------ Input for this task

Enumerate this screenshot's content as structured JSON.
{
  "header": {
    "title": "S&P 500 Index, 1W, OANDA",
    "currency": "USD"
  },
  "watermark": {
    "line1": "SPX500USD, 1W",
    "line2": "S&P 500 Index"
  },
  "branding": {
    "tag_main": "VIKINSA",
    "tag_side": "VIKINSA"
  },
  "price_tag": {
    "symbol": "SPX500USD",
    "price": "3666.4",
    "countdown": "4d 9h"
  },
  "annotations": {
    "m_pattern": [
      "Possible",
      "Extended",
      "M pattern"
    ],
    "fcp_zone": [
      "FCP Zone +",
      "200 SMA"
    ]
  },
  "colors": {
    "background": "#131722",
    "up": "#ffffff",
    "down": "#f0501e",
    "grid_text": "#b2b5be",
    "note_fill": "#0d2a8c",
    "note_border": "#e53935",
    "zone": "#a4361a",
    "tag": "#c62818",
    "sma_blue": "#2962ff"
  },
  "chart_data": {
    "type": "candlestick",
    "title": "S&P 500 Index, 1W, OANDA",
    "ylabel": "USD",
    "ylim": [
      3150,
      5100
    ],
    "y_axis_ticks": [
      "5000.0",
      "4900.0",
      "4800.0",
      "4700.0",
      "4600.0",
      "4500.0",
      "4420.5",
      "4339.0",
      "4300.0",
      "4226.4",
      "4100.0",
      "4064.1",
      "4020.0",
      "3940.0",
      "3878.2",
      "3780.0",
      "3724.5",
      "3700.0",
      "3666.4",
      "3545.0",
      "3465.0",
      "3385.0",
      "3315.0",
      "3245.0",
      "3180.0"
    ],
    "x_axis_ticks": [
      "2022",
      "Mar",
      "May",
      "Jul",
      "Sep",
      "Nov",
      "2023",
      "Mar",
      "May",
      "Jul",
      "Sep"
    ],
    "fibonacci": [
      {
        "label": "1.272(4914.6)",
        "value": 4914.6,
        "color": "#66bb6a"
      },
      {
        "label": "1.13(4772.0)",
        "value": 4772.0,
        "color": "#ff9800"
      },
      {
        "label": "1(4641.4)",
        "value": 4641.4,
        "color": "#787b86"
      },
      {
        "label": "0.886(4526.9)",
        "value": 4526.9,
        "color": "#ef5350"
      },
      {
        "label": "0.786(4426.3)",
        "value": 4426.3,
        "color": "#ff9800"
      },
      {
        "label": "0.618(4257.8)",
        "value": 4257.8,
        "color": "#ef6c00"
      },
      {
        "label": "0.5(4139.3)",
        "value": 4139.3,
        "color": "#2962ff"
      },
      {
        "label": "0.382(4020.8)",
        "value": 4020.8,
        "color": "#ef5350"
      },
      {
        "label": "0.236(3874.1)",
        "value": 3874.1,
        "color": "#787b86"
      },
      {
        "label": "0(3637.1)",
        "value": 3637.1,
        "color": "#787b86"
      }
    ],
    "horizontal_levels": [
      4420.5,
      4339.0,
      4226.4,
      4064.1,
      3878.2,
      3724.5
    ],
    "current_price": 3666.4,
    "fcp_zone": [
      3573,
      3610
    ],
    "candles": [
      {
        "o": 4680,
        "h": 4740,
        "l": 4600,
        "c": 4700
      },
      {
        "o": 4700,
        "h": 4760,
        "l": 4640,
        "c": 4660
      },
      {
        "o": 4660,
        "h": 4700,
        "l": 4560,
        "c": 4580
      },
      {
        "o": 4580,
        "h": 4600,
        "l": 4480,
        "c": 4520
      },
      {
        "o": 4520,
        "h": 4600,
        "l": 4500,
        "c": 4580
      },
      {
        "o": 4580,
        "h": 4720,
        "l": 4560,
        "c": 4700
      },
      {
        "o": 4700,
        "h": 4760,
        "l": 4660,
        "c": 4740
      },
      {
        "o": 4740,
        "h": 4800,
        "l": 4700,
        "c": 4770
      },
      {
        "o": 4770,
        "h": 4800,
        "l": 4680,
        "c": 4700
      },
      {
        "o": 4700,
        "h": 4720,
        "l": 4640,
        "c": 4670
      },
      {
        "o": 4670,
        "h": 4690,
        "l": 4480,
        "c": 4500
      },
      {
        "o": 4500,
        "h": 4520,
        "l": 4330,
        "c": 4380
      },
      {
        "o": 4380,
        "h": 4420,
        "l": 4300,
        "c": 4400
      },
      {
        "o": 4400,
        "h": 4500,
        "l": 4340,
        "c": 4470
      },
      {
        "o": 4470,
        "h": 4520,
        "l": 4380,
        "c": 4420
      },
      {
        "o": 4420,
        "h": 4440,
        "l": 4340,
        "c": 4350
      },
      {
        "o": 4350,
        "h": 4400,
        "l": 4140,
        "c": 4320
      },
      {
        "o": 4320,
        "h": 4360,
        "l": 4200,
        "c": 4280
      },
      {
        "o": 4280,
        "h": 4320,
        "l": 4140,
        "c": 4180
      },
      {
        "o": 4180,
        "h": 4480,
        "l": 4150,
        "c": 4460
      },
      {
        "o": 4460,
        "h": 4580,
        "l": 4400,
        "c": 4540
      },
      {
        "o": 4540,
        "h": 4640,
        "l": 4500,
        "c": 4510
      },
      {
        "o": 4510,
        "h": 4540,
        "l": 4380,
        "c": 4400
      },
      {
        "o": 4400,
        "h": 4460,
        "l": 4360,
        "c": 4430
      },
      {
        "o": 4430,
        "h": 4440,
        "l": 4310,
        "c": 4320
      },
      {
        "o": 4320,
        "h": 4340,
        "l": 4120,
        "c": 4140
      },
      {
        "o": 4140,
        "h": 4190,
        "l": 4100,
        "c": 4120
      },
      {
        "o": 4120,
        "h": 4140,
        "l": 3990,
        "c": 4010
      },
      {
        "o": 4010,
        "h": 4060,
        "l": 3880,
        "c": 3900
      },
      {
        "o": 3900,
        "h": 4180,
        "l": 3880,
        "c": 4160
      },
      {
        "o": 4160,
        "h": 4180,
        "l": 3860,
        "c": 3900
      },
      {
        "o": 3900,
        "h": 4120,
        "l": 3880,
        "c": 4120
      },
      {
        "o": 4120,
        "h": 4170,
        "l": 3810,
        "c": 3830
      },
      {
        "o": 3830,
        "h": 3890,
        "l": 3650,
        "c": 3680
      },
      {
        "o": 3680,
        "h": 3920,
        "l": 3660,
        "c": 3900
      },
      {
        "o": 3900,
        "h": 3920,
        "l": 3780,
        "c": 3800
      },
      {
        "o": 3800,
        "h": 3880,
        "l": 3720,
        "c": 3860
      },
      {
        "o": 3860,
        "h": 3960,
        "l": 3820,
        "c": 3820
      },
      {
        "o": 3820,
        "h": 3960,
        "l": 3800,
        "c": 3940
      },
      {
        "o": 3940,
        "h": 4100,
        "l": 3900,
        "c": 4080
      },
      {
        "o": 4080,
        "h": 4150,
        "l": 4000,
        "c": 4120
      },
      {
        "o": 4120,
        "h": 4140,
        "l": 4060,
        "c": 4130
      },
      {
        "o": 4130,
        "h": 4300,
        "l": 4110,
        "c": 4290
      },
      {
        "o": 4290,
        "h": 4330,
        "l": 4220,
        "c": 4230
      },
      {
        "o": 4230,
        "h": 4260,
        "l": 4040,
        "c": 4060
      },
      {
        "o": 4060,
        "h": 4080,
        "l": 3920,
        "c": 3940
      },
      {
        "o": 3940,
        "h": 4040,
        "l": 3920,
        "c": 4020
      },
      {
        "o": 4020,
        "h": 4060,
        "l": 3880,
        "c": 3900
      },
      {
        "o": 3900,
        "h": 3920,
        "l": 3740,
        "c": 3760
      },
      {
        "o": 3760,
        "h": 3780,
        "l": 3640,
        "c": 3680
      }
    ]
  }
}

------------
------ Input for this task

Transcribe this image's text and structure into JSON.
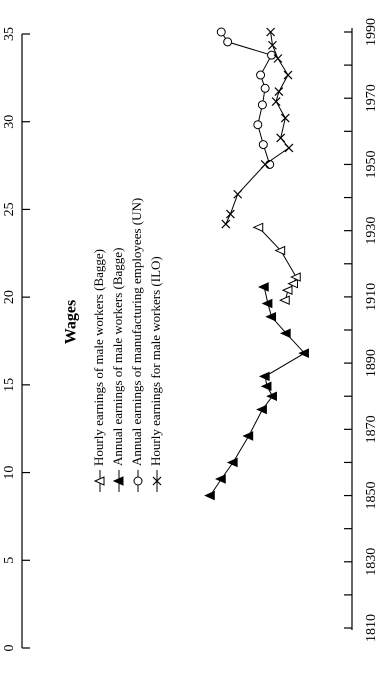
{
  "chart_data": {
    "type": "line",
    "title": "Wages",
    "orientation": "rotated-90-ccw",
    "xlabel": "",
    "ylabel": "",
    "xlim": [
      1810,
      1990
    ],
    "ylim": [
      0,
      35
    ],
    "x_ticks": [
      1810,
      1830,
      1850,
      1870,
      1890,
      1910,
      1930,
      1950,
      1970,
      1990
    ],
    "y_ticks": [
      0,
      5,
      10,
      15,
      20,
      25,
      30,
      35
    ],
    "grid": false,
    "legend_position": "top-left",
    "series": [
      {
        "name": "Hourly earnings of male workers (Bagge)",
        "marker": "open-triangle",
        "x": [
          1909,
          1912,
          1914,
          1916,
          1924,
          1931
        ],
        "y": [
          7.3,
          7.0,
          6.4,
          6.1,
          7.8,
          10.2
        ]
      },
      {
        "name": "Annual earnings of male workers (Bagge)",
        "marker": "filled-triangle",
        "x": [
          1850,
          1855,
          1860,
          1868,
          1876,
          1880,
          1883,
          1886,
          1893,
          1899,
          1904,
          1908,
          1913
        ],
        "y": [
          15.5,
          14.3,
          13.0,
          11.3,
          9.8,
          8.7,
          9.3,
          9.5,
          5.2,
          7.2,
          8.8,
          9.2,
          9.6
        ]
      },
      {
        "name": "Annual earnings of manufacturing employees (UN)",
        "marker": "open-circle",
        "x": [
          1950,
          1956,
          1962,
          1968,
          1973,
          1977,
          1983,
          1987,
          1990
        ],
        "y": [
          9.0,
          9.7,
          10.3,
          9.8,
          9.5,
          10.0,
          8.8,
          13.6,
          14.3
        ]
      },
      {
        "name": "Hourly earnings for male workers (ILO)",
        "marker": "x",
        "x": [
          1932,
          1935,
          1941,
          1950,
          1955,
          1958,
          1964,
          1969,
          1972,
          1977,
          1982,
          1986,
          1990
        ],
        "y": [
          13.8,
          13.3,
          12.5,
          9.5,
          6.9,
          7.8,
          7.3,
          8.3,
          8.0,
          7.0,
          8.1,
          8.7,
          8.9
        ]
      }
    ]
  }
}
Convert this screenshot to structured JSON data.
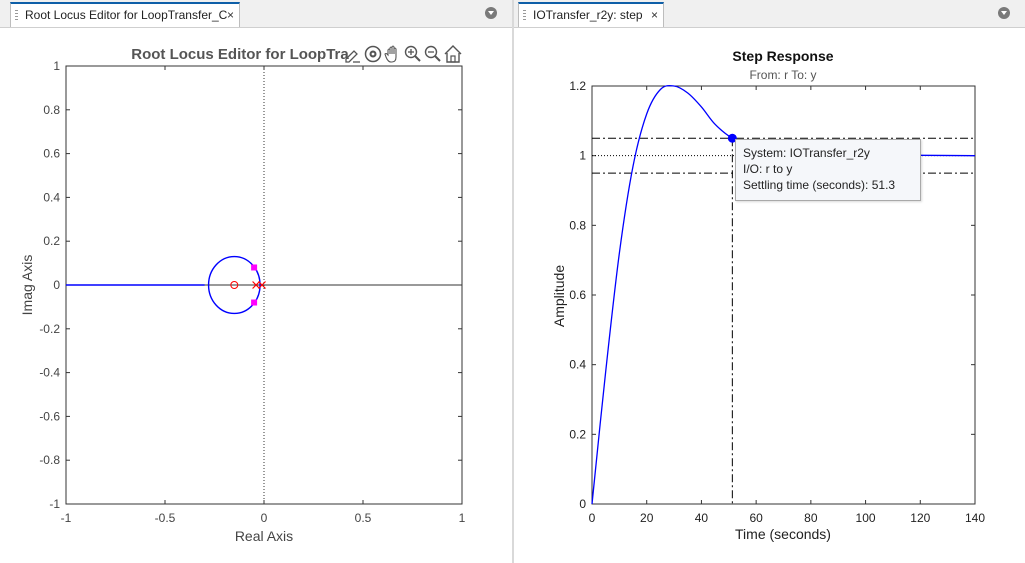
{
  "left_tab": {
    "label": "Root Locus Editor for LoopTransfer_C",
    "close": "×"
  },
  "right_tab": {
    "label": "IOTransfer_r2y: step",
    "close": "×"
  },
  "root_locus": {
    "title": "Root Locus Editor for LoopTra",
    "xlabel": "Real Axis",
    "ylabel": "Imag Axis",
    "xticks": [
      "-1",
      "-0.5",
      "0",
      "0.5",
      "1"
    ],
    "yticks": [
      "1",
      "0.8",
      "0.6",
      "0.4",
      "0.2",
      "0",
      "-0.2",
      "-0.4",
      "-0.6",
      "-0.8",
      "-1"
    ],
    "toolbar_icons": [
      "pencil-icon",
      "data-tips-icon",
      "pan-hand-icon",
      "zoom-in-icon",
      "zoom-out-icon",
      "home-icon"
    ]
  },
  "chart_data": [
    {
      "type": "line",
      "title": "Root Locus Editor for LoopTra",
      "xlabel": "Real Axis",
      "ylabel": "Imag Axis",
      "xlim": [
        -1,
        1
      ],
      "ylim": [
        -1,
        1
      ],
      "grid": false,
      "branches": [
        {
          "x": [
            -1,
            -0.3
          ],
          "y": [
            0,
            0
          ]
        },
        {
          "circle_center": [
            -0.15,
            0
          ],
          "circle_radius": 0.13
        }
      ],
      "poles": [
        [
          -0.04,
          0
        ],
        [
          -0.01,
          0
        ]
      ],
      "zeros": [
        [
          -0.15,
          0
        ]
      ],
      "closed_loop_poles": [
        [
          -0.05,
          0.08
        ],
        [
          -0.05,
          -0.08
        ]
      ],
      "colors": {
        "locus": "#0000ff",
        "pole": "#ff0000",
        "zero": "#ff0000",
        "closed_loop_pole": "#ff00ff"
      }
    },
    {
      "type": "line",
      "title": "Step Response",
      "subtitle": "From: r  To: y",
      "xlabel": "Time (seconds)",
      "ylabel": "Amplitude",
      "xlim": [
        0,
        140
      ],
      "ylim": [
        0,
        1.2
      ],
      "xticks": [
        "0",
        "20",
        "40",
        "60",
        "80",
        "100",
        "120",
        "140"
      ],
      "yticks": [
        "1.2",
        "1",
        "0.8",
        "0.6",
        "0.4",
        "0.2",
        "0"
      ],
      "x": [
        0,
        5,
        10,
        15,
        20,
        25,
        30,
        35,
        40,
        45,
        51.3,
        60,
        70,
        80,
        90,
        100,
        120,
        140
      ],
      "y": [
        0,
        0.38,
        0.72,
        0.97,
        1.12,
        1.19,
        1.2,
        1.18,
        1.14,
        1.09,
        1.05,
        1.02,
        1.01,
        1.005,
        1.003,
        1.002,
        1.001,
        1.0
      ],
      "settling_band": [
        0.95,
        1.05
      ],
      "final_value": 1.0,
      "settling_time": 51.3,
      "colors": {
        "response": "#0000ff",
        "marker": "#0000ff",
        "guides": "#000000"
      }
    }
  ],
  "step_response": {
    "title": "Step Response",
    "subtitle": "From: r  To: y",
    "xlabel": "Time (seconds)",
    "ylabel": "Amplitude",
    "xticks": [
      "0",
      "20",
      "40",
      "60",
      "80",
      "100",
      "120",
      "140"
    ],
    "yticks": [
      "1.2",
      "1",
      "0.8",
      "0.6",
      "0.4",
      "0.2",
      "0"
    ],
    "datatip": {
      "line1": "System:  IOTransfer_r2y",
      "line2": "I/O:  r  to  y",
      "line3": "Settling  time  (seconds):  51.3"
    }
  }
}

------------

# Set task
Identify the lines in the entries above that contain "name", then copy them out.

# In response
        "name": "Hourly earnings of male workers (Bagge)",
        "name": "Annual earnings of male workers (Bagge)",
        "name": "Annual earnings of manufacturing employees (UN)",
        "name": "Hourly earnings for male workers (ILO)",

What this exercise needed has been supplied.